=== Material to process ===

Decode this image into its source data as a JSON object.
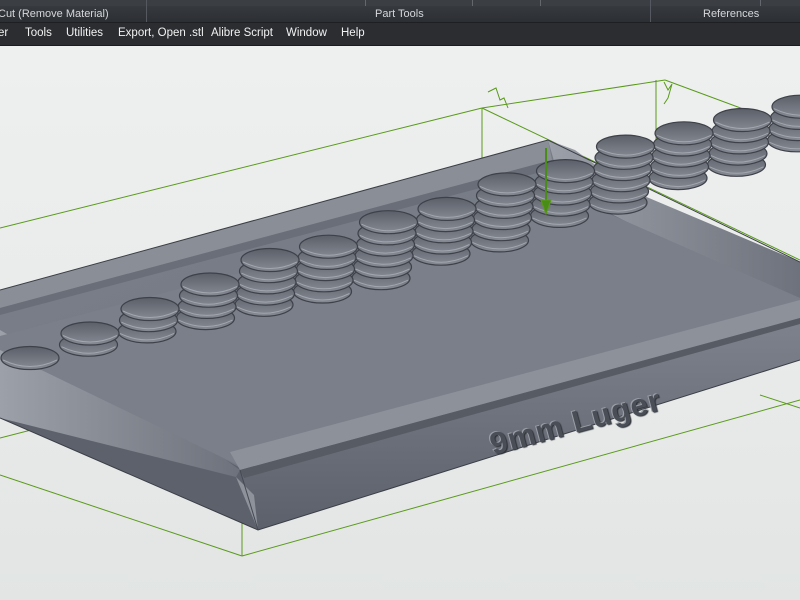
{
  "ribbon": {
    "groups": [
      {
        "label": "Cut (Remove Material)"
      },
      {
        "label": "Part Tools"
      },
      {
        "label": "References"
      }
    ]
  },
  "menubar": {
    "items": [
      {
        "label": "er"
      },
      {
        "label": "Tools"
      },
      {
        "label": "Utilities"
      },
      {
        "label": "Export, Open .stl"
      },
      {
        "label": "Alibre Script"
      },
      {
        "label": "Window"
      },
      {
        "label": "Help"
      }
    ]
  },
  "model": {
    "engraving_text": "9mm Luger",
    "colors": {
      "part_face": "#767b86",
      "part_dark": "#555963",
      "part_light": "#9ea2ab",
      "bounding_box": "#5a9a1a",
      "viewport_bg": "#eceeee"
    }
  }
}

===

Given instruction -> Gather from the data above every line with the string "label".

Reply ->
        "label": "Cut (Remove Material)"
        "label": "Part Tools"
        "label": "References"
        "label": "er"
        "label": "Tools"
        "label": "Utilities"
        "label": "Export, Open .stl"
        "label": "Alibre Script"
        "label": "Window"
        "label": "Help"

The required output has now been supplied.